### [Set task]
Reproduce everything in the items below, from the line containing "1476, 1472, 1538]" down to the line containing "1131, 1172, 1171]", with both of those lines included.
### Entries ###
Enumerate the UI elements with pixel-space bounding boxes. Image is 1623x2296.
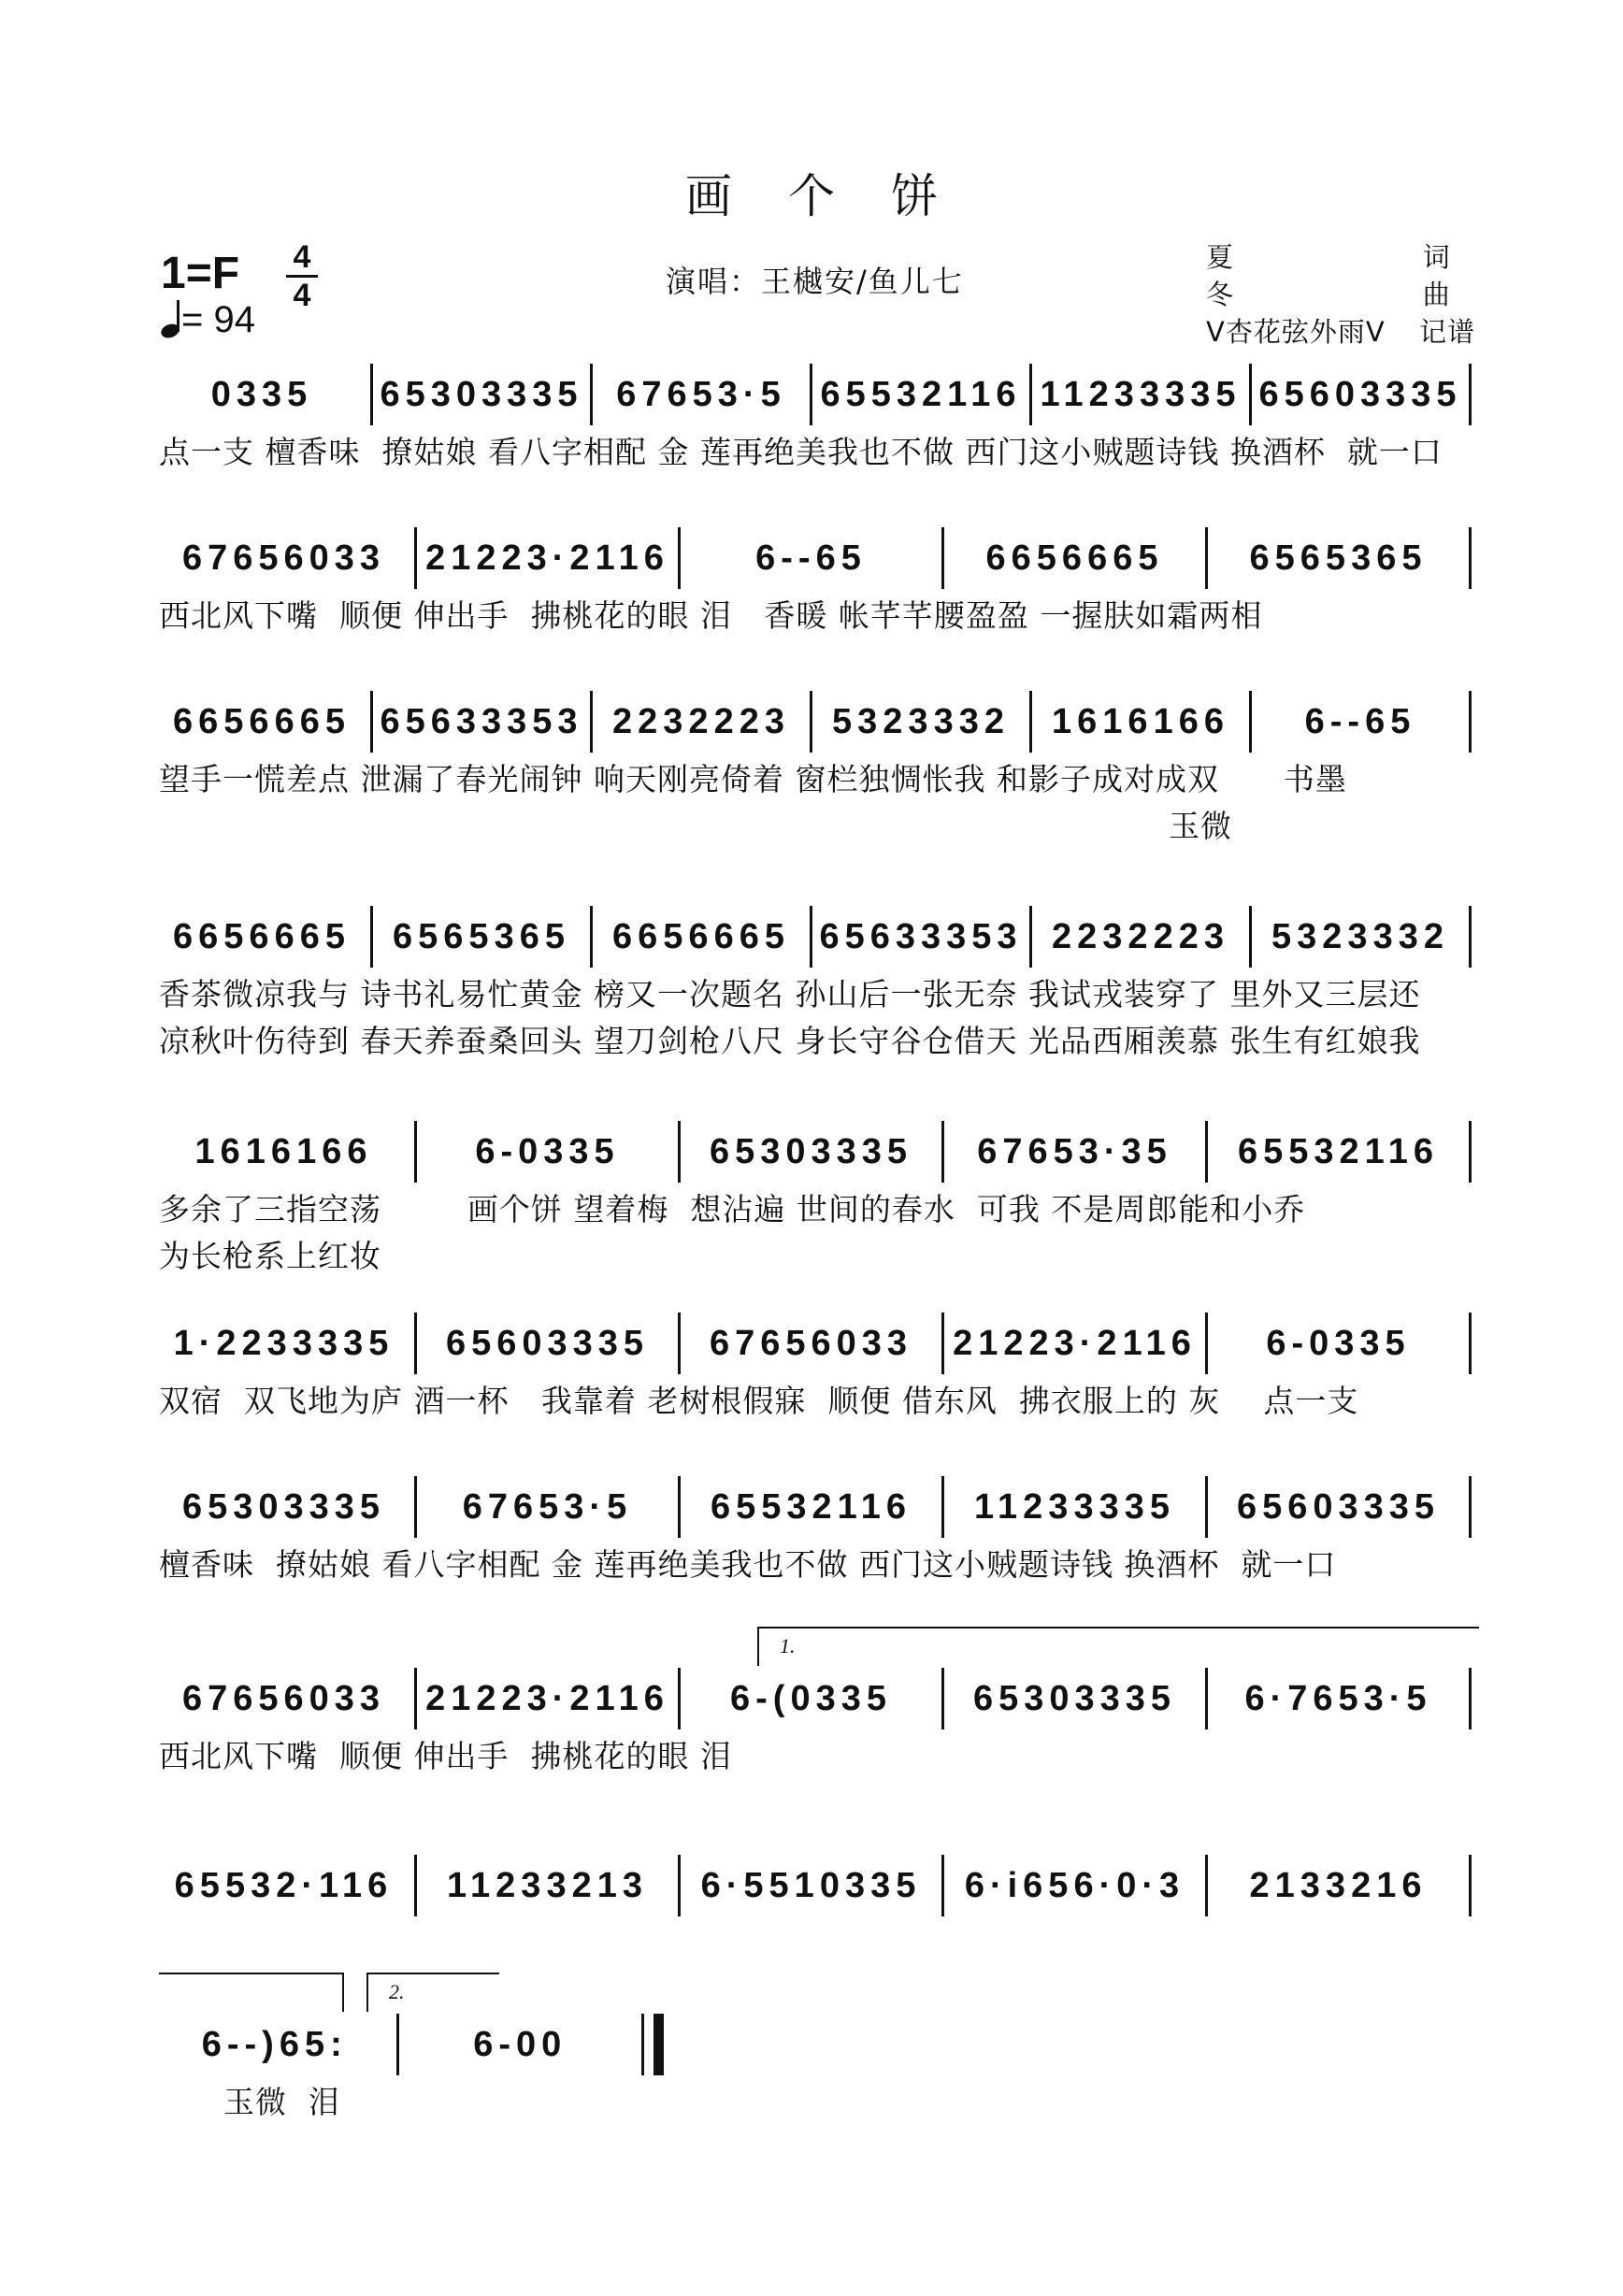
barline	[1469, 1476, 1472, 1538]
lyric-line: 西北风下嘴 顺便 伸出手 拂桃花的眼 泪	[159, 1738, 732, 1774]
lyric-line: 望手一慌差点 泄漏了春光闹钟 响天刚亮倚着 窗栏独惆怅我 和影子成对成双 书墨	[159, 761, 1347, 797]
score-system	[159, 1117, 1477, 1280]
measure: 6656665	[612, 916, 790, 956]
measure: 67653·35	[977, 1131, 1172, 1171]
lyricist-role: 词曲	[1422, 241, 1451, 310]
barline	[414, 1668, 417, 1729]
score-system	[159, 1851, 1477, 1920]
measure: 6·7653·5	[1244, 1678, 1432, 1718]
score-system	[159, 360, 1477, 476]
barline	[810, 906, 812, 968]
barline	[941, 527, 944, 589]
measure: 65633353	[819, 916, 1023, 956]
notation-row	[159, 687, 1477, 756]
measure: 6-0335	[475, 1131, 620, 1171]
barline	[678, 1855, 681, 1916]
measure: 2232223	[1052, 916, 1229, 956]
barline	[1469, 1121, 1472, 1183]
barline	[1249, 906, 1252, 968]
notation-row	[159, 524, 1477, 593]
lyric-line: 凉秋叶伤待到 春天养蚕桑回头 望刀剑枪八尺 身长守谷仓借天 光品西厢羡慕 张生有红娘我	[159, 1023, 1421, 1059]
barline	[370, 364, 373, 425]
barline	[590, 691, 593, 753]
measures	[159, 1313, 1477, 1374]
measure: 6-(0335	[730, 1678, 892, 1718]
barline	[1469, 1313, 1472, 1374]
measure: 6565365	[393, 916, 570, 956]
notation-row	[159, 1664, 1477, 1733]
barline	[1029, 364, 1032, 425]
measure: 2133216	[1249, 1865, 1428, 1905]
final-barline-thick	[654, 2014, 664, 2075]
measures	[159, 691, 1477, 753]
measure: 65603335	[445, 1323, 650, 1363]
quarter-note-icon	[161, 300, 181, 337]
barline	[678, 1668, 681, 1729]
volta-bracket-continuation	[159, 1973, 344, 2012]
volta-bracket	[366, 1973, 499, 2012]
tempo-marking	[161, 299, 255, 341]
lyricist-name: 夏 冬	[1206, 241, 1290, 310]
measure: 65303335	[380, 374, 583, 414]
volta-bracket	[757, 1627, 1479, 1666]
measure: 6--)65:	[201, 2024, 348, 2064]
measure: 5323332	[832, 701, 1010, 741]
meter-top: 4	[293, 239, 311, 275]
score-system	[159, 687, 1477, 850]
barline	[1469, 906, 1472, 968]
notation-row	[159, 1117, 1477, 1186]
transcriber-name: V杏花弦外雨V	[1206, 316, 1386, 348]
singer-credit: 演唱：王樾安/鱼儿七	[666, 264, 964, 299]
barline	[1469, 1668, 1472, 1729]
barline	[1469, 691, 1472, 753]
measures	[159, 1668, 1477, 1729]
barline	[590, 364, 593, 425]
score-system	[159, 902, 1477, 1065]
measure: 65532116	[711, 1486, 912, 1527]
barline	[810, 364, 812, 425]
measures	[159, 1121, 1477, 1183]
barline	[370, 906, 373, 968]
barline	[414, 1121, 417, 1183]
measures	[159, 1855, 1477, 1916]
measure: 11233335	[1040, 374, 1242, 414]
notation-row	[159, 902, 1477, 971]
barline	[1469, 1855, 1472, 1916]
lyric-line: 多余了三指空荡 画个饼 望着梅 想沾遍 世间的春水 可我 不是周郎能和小乔	[159, 1191, 1306, 1227]
lyric-line: 点一支 檀香味 撩姑娘 看八字相配 金 莲再绝美我也不做 西门这小贼题诗钱 换酒杯 就一口	[159, 434, 1443, 470]
barline	[678, 1121, 681, 1183]
measure: 65532116	[1238, 1131, 1439, 1171]
measure: 65603335	[1258, 374, 1462, 414]
barline	[1469, 527, 1472, 589]
barline	[1029, 906, 1032, 968]
barline	[414, 1476, 417, 1538]
measure: 0335	[210, 374, 313, 414]
measure: 6·5510335	[700, 1865, 922, 1905]
barline	[414, 527, 417, 589]
measure: 6·i656·0·3	[964, 1865, 1185, 1905]
measure: 67656033	[181, 1678, 386, 1718]
barline	[678, 1476, 681, 1538]
measure: 65532116	[820, 374, 1022, 414]
measures	[159, 2014, 664, 2075]
barline	[1205, 527, 1208, 589]
measure: 21223·2116	[953, 1323, 1197, 1363]
measure: 65633353	[380, 701, 583, 741]
time-signature	[286, 241, 318, 311]
barline	[396, 2014, 399, 2075]
lyric-line: 西北风下嘴 顺便 伸出手 拂桃花的眼 泪 香暖 帐芊芊腰盈盈 一握肤如霜两相	[159, 597, 1263, 634]
measure: 65303335	[972, 1678, 1177, 1718]
lyric-line: 香茶微凉我与 诗书礼易忙黄金 榜又一次题名 孙山后一张无奈 我试戎装穿了 里外又三层还	[159, 976, 1421, 1012]
barline	[1205, 1668, 1208, 1729]
measure: 1616166	[1052, 701, 1229, 741]
measure: 5323332	[1271, 916, 1449, 956]
measure: 65303335	[709, 1131, 913, 1171]
barline	[1469, 364, 1472, 425]
barline	[941, 1855, 944, 1916]
barline	[590, 906, 593, 968]
volta-number: 2.	[389, 1980, 405, 2003]
notation-row	[159, 1472, 1477, 1542]
barline	[1205, 1313, 1208, 1374]
volta-number: 1.	[780, 1634, 796, 1657]
score-system	[159, 1472, 1477, 1588]
barline	[941, 1668, 944, 1729]
measure: 1·2233335	[173, 1323, 395, 1363]
barline	[1249, 691, 1252, 753]
score-system	[159, 524, 1477, 639]
barline	[370, 691, 373, 753]
barline	[678, 527, 681, 589]
measure: 1616166	[194, 1131, 373, 1171]
measure: 67653·5	[616, 374, 786, 414]
measure: 65303335	[181, 1486, 386, 1527]
tempo-value: = 94	[181, 299, 255, 340]
measure: 65532·116	[174, 1865, 394, 1905]
measure: 6-00	[473, 2024, 567, 2064]
barline	[1205, 1855, 1208, 1916]
credits	[1206, 238, 1475, 351]
measure: 6656665	[173, 701, 351, 741]
measures	[159, 1476, 1477, 1538]
measure: 65603335	[1236, 1486, 1441, 1527]
transcriber-role: 记谱	[1418, 316, 1475, 348]
barline	[810, 691, 812, 753]
score-system	[159, 1309, 1477, 1425]
notation-row	[159, 1851, 1477, 1920]
barline	[941, 1476, 944, 1538]
measures	[159, 906, 1477, 968]
measure: 6--65	[1304, 701, 1416, 741]
notation-row	[159, 2010, 664, 2079]
barline	[414, 1313, 417, 1374]
score-system	[159, 1634, 1477, 1780]
measures	[159, 527, 1477, 589]
measure: 67656033	[709, 1323, 913, 1363]
song-title: 画个饼	[685, 169, 994, 223]
measure: 11233335	[974, 1486, 1175, 1527]
barline	[1249, 364, 1252, 425]
lyric-line: 玉微 泪	[159, 2084, 340, 2120]
final-barline	[641, 2014, 644, 2075]
lyric-line: 檀香味 撩姑娘 看八字相配 金 莲再绝美我也不做 西门这小贼题诗钱 换酒杯 就一口	[159, 1546, 1337, 1583]
barline	[1029, 691, 1032, 753]
score-system	[159, 1980, 664, 2126]
score-credit	[1206, 313, 1475, 351]
barline	[1205, 1121, 1208, 1183]
measure: 21223·2116	[425, 1678, 669, 1718]
measure: 6565365	[1249, 538, 1428, 578]
measure: 11233213	[447, 1865, 648, 1905]
barline	[941, 1121, 944, 1183]
notation-row	[159, 1309, 1477, 1378]
meter-bottom: 4	[293, 278, 311, 313]
barline	[678, 1313, 681, 1374]
notation-row	[159, 360, 1477, 429]
measure: 67656033	[181, 538, 386, 578]
key-signature: 1=F	[161, 249, 240, 298]
lyric-credit	[1206, 238, 1475, 313]
lyric-line: 双宿 双飞地为庐 酒一杯 我靠着 老树根假寐 顺便 借东风 拂衣服上的 灰 点一支	[159, 1383, 1359, 1419]
lyric-line: 为长枪系上红妆	[159, 1238, 381, 1274]
measure: 67653·5	[462, 1486, 633, 1527]
barline	[941, 1313, 944, 1374]
measure: 6--65	[755, 538, 867, 578]
measure: 6-0335	[1266, 1323, 1411, 1363]
lyric-line: 玉微	[159, 808, 1233, 844]
measure: 21223·2116	[425, 538, 669, 578]
measure: 2232223	[612, 701, 790, 741]
barline	[1205, 1476, 1208, 1538]
barline	[414, 1855, 417, 1916]
measures	[159, 364, 1477, 425]
measure: 6656665	[173, 916, 351, 956]
measure: 6656665	[985, 538, 1164, 578]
###
### [Written solution]
barline	[1469, 1476, 1472, 1538]
lyric-line: 西北风下嘴 顺便 伸出手 拂桃花的眼 泪	[159, 1738, 732, 1774]
lyric-line: 望手一慌差点 泄漏了春光闹钟 响天刚亮倚着 窗栏独惆怅我 和影子成对成双 书墨	[159, 761, 1347, 797]
score-system	[159, 1117, 1477, 1280]
measure: 6656665	[612, 916, 790, 956]
measure: 67653·35	[977, 1131, 1172, 1171]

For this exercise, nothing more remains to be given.